- _Work required_: Look through the material below. Copy every line with the string "title" in it.

- _Task material_:
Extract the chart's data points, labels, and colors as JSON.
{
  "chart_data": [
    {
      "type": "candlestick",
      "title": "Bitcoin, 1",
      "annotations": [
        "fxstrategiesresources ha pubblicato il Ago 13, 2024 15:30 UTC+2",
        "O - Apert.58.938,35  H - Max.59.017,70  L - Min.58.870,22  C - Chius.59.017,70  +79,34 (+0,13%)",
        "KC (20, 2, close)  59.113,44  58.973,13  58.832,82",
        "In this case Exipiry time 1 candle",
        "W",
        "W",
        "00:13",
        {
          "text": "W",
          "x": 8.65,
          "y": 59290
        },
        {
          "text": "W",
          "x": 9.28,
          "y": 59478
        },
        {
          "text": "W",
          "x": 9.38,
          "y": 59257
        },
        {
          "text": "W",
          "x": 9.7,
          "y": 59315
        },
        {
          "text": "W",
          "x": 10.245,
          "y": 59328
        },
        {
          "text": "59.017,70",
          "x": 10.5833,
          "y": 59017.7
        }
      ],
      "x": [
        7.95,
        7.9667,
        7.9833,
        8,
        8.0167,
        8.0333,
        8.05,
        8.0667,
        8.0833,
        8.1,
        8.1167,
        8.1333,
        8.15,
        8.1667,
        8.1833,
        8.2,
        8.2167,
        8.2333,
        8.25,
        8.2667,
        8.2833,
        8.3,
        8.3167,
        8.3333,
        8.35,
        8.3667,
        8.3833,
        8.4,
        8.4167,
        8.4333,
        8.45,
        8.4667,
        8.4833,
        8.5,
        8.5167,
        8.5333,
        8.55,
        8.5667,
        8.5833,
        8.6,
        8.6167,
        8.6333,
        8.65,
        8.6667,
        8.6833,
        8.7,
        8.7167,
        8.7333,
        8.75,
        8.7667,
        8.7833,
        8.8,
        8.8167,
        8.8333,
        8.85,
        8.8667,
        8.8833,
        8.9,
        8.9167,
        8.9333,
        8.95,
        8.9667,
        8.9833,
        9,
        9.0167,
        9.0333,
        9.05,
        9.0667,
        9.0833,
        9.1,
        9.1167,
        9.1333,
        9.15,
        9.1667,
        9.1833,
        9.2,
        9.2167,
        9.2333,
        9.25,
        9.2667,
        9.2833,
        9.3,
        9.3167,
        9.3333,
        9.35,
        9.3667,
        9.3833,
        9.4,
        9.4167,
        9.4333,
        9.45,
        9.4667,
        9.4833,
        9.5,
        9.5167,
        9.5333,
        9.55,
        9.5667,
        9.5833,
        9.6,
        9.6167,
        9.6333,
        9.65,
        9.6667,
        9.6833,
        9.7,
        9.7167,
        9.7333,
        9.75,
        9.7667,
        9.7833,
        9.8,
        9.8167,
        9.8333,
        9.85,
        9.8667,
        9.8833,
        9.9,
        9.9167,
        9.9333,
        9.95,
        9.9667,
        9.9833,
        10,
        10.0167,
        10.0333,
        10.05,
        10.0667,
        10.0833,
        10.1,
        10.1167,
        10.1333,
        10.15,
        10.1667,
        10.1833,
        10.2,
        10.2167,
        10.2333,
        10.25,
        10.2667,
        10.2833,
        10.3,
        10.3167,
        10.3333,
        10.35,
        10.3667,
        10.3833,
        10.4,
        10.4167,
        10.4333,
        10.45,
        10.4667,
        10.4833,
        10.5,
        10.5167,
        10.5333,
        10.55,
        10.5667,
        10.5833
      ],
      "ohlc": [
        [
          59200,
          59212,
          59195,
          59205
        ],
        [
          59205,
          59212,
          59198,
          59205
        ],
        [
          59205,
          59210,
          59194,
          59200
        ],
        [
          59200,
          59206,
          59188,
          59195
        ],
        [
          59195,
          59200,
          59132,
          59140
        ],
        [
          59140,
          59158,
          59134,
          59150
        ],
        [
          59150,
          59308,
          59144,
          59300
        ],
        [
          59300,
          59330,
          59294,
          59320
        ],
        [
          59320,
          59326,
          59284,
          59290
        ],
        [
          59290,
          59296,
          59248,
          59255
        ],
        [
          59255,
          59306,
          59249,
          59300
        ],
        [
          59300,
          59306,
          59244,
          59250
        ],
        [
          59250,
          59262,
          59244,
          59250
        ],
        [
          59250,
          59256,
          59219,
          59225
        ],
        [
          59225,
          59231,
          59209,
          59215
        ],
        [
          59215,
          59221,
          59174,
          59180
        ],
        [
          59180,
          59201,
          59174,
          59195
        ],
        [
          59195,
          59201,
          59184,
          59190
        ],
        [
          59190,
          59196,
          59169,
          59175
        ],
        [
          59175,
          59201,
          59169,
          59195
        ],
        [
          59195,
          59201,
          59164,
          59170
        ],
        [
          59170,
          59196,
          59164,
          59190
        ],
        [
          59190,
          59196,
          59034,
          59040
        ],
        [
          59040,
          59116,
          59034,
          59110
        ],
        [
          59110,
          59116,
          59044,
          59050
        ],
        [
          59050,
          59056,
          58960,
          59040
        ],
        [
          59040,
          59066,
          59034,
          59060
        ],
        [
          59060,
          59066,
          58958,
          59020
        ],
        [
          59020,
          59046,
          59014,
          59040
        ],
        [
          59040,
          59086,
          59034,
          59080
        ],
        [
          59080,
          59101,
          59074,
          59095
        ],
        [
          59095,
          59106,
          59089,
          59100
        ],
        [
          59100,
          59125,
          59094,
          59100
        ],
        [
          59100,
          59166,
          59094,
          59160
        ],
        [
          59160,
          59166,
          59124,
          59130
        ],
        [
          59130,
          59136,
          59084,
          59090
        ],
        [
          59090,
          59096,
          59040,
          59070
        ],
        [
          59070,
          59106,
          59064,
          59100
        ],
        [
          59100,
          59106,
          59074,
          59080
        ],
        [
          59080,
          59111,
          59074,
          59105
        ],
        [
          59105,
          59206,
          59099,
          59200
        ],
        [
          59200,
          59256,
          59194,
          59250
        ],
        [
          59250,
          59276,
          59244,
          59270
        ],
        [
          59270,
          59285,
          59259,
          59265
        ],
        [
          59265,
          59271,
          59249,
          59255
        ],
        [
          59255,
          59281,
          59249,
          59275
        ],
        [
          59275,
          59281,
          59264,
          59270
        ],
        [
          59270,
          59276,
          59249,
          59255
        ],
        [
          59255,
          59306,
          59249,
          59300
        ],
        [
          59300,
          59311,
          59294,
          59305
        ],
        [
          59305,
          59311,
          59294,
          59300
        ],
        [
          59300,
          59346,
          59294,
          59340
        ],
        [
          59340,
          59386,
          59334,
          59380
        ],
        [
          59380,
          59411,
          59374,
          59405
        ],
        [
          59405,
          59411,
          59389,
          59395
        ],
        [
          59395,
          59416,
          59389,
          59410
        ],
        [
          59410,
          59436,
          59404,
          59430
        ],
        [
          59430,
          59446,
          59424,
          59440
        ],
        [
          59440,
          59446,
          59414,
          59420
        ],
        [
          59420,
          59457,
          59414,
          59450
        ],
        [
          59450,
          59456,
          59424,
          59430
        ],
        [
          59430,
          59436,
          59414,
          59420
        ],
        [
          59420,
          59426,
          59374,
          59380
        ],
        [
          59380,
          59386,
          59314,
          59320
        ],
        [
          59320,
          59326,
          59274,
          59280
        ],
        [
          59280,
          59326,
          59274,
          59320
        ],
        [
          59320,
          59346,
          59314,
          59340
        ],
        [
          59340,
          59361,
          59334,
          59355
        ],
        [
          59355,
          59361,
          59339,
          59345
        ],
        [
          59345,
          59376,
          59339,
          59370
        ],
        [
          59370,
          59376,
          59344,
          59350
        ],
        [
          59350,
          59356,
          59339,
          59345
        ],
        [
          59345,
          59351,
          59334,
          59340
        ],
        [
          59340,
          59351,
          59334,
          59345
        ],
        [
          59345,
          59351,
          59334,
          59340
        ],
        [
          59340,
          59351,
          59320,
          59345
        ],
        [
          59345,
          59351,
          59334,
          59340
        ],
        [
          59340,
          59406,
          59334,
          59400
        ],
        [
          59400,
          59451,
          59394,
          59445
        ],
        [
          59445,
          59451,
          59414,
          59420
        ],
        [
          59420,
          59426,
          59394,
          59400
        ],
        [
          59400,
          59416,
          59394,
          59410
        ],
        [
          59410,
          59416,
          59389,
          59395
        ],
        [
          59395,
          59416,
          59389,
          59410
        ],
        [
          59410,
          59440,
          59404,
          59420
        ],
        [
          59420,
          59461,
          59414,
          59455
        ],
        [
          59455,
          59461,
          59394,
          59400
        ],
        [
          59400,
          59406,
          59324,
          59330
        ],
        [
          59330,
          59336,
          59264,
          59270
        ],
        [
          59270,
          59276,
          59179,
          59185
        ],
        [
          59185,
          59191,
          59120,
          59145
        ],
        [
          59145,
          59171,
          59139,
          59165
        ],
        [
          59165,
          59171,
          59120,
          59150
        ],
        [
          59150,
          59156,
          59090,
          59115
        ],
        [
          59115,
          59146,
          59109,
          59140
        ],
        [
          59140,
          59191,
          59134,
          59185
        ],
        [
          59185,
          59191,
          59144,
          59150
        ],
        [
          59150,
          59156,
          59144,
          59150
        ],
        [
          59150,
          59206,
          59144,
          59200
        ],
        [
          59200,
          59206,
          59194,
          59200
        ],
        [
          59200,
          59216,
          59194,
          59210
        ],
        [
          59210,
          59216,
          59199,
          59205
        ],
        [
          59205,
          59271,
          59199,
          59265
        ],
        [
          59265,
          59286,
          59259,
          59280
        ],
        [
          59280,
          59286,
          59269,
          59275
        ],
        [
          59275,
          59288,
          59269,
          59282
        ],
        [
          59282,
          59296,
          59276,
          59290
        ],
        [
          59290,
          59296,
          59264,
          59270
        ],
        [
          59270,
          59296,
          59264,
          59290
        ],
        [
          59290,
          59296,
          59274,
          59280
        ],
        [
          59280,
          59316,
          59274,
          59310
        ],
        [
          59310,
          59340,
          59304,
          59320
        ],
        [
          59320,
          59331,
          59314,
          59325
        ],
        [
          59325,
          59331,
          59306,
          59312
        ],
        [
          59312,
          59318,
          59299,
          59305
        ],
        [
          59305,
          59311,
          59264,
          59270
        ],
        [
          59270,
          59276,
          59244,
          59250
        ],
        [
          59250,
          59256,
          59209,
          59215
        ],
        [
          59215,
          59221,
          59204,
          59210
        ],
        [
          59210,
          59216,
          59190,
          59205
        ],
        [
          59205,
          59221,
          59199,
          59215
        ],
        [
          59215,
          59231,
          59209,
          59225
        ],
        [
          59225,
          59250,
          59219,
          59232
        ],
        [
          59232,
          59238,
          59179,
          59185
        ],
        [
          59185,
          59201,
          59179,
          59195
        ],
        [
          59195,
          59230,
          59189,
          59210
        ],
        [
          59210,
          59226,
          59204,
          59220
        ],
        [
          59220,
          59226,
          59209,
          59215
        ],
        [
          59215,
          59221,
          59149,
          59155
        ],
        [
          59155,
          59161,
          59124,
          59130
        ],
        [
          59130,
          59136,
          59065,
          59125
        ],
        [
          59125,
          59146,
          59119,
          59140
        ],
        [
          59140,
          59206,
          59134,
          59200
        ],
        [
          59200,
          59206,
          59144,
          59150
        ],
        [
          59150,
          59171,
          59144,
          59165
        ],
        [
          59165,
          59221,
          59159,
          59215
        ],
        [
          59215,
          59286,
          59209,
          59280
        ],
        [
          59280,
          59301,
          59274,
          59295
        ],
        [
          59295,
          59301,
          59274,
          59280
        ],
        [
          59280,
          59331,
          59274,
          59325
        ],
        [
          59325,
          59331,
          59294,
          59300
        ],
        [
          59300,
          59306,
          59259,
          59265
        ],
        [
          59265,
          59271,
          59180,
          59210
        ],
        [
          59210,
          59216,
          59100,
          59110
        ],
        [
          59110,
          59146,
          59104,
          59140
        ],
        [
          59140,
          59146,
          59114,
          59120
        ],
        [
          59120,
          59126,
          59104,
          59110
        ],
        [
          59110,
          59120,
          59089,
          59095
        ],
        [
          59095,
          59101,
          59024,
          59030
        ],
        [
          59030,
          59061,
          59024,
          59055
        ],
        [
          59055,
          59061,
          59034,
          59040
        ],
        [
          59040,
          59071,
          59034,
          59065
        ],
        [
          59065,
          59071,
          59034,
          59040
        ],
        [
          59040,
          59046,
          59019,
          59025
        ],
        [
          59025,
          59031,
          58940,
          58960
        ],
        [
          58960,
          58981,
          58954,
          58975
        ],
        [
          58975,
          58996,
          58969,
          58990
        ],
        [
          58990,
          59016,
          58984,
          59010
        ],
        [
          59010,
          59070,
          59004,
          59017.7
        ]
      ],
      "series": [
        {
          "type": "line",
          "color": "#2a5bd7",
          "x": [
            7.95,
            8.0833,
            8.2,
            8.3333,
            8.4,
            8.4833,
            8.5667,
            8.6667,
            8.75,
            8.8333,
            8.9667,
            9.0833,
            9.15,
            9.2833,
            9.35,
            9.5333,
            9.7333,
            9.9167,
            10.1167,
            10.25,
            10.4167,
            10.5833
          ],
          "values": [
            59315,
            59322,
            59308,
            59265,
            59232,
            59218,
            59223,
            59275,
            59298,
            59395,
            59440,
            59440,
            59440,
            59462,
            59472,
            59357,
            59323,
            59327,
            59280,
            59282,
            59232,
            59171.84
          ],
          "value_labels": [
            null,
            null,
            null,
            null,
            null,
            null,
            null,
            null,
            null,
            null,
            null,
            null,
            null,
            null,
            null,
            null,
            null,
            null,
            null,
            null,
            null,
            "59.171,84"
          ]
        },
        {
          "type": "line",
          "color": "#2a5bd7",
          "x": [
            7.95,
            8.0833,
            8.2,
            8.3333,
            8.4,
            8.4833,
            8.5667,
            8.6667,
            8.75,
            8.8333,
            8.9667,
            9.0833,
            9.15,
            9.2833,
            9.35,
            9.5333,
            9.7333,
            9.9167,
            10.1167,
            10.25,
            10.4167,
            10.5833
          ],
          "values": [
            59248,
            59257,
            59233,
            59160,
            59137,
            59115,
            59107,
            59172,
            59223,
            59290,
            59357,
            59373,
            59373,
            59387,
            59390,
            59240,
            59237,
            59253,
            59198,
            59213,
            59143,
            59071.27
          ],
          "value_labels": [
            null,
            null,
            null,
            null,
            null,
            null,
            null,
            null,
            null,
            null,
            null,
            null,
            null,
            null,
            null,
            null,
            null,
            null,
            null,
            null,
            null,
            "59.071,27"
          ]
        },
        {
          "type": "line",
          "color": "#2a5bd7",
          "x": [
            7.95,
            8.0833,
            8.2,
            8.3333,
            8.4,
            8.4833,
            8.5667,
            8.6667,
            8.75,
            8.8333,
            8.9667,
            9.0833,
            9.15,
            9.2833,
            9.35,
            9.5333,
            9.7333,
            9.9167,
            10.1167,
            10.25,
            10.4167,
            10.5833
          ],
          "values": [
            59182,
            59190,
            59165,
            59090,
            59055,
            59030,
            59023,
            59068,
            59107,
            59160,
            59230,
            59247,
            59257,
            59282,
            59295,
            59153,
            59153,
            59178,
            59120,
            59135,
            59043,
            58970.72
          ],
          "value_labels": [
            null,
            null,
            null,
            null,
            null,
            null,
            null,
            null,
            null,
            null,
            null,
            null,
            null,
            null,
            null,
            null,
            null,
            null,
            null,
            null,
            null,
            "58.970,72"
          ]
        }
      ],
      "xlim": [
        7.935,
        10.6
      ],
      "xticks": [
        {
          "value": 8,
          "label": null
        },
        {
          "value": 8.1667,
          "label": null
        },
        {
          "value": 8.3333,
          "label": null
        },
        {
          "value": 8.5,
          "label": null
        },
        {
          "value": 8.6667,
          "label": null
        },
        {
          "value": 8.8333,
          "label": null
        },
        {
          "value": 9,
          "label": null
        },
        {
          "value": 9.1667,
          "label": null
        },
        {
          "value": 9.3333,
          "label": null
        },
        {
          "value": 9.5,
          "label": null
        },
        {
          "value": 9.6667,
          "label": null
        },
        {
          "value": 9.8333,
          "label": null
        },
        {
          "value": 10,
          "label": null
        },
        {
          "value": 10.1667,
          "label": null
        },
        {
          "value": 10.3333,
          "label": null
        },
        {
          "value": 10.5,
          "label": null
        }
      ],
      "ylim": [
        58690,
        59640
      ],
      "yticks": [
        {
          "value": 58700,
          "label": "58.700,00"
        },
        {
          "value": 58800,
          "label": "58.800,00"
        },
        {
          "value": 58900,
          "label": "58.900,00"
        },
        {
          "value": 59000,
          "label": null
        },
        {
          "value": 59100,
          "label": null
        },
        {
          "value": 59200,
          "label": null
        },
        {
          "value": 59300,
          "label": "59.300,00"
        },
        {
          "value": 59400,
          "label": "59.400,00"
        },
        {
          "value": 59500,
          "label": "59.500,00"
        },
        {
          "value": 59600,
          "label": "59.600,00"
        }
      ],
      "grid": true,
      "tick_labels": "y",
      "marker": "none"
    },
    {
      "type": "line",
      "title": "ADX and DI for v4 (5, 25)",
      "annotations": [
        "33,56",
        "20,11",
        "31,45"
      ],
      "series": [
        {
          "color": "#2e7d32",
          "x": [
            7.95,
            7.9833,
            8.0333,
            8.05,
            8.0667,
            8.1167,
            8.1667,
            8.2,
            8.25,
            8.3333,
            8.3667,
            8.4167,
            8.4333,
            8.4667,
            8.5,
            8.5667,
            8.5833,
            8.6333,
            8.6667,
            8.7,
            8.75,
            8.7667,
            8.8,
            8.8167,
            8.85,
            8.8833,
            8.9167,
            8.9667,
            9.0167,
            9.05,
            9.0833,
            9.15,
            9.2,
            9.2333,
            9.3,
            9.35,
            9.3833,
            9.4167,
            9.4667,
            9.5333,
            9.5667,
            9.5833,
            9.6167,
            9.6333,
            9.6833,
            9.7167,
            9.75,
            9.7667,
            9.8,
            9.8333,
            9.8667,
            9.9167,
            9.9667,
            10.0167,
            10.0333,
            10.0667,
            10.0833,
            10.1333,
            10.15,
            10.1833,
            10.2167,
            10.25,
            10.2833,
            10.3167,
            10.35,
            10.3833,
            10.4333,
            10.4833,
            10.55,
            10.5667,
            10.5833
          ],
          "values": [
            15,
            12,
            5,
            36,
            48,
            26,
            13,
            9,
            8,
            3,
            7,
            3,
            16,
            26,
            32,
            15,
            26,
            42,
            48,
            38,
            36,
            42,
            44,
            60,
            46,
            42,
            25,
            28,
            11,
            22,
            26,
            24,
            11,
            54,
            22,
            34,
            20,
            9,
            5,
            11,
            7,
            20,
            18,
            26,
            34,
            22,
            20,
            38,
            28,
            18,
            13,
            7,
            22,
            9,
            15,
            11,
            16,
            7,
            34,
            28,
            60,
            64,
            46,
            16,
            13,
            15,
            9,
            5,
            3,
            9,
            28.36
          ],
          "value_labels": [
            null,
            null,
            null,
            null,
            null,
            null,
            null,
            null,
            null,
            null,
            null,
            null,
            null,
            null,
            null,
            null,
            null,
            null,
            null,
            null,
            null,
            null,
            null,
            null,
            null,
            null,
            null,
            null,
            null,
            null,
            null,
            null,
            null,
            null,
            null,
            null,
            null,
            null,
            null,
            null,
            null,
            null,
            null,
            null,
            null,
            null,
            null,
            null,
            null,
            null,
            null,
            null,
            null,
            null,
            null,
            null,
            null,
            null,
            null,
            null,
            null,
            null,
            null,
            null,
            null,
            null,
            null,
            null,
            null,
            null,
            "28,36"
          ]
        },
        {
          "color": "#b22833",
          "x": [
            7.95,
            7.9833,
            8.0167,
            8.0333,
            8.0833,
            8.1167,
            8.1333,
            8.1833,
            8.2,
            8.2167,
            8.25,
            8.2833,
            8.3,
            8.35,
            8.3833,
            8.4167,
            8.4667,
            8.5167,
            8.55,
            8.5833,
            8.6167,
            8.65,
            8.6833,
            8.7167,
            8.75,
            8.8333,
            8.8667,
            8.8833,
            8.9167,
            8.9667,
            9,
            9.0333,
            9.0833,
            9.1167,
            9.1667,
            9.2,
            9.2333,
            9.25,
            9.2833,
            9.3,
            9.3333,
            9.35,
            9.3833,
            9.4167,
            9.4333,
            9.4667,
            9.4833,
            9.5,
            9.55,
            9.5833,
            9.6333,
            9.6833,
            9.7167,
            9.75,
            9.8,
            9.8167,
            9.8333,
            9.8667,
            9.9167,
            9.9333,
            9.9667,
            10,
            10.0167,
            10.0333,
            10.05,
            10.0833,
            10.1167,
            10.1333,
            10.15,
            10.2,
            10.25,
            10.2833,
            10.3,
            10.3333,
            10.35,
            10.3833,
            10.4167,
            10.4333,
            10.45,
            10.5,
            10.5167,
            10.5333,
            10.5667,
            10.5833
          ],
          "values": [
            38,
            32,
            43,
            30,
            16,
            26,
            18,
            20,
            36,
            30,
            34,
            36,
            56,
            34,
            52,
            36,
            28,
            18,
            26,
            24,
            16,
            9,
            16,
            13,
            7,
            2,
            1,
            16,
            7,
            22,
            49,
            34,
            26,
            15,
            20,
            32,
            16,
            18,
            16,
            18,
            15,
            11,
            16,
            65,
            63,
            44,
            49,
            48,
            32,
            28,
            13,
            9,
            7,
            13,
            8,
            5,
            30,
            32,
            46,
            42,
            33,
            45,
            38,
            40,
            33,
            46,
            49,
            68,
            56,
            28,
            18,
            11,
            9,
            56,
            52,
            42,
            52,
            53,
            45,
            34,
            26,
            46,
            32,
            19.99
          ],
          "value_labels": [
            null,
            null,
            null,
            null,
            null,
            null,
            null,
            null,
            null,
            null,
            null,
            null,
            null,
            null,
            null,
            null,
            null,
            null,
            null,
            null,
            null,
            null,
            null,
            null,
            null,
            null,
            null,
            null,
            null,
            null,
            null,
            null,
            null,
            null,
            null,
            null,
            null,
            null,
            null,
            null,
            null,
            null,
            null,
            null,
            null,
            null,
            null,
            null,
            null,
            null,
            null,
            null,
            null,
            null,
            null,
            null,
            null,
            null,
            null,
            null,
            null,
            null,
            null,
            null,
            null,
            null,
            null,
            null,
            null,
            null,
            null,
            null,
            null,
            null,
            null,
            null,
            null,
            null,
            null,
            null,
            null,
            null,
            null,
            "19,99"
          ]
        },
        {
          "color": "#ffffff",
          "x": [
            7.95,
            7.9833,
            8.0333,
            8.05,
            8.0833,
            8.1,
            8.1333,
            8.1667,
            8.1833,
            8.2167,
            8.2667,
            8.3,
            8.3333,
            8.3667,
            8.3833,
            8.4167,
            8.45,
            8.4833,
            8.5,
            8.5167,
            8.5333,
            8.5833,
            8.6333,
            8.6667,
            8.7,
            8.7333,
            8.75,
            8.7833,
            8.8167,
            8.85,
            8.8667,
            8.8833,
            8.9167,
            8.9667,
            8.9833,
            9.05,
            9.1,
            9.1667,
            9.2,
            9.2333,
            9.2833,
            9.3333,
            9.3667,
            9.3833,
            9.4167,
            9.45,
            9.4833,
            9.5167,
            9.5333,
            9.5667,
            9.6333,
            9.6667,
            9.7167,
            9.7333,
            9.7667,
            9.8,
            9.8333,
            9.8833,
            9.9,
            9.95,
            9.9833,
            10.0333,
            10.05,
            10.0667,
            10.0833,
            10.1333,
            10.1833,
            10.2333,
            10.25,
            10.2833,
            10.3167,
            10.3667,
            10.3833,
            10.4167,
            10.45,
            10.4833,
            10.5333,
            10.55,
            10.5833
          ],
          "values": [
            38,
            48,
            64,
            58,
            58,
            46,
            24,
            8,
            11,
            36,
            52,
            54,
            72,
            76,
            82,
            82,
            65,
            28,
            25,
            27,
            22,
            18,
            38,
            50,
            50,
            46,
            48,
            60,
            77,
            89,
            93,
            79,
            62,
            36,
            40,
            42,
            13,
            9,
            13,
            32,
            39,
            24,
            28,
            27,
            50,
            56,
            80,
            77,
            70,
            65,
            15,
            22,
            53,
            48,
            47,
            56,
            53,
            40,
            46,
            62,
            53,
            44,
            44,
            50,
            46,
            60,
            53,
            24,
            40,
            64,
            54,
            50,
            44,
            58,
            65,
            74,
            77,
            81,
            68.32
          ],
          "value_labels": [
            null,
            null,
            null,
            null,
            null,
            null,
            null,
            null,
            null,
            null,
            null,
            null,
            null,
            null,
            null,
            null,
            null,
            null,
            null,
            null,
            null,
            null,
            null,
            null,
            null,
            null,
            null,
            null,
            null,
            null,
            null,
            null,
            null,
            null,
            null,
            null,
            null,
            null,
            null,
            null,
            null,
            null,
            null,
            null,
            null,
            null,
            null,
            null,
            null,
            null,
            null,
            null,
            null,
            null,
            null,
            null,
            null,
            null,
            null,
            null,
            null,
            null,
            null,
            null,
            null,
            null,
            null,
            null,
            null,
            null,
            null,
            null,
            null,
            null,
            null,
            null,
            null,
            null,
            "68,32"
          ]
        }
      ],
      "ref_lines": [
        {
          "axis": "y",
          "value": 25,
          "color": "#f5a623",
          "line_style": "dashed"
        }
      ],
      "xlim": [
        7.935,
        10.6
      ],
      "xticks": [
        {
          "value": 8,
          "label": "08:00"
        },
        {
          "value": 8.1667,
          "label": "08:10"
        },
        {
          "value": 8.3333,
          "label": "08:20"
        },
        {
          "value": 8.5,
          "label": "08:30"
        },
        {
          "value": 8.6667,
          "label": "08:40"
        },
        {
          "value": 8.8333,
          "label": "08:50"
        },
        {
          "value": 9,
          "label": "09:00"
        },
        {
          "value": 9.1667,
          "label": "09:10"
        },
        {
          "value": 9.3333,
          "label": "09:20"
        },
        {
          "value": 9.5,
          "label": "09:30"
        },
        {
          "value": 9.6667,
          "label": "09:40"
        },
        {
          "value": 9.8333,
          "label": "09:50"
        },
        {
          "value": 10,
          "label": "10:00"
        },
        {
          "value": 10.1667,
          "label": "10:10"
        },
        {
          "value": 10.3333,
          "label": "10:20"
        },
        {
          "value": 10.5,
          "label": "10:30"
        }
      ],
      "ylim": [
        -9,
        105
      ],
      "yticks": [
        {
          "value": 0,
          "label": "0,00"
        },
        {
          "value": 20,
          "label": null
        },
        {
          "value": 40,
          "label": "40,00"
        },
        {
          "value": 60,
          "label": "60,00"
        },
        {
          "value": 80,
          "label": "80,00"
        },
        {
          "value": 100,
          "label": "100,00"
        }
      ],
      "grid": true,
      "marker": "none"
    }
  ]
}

- _Full response_:
      "title": "Bitcoin, 1",
      "title": "ADX and DI for v4 (5, 25)",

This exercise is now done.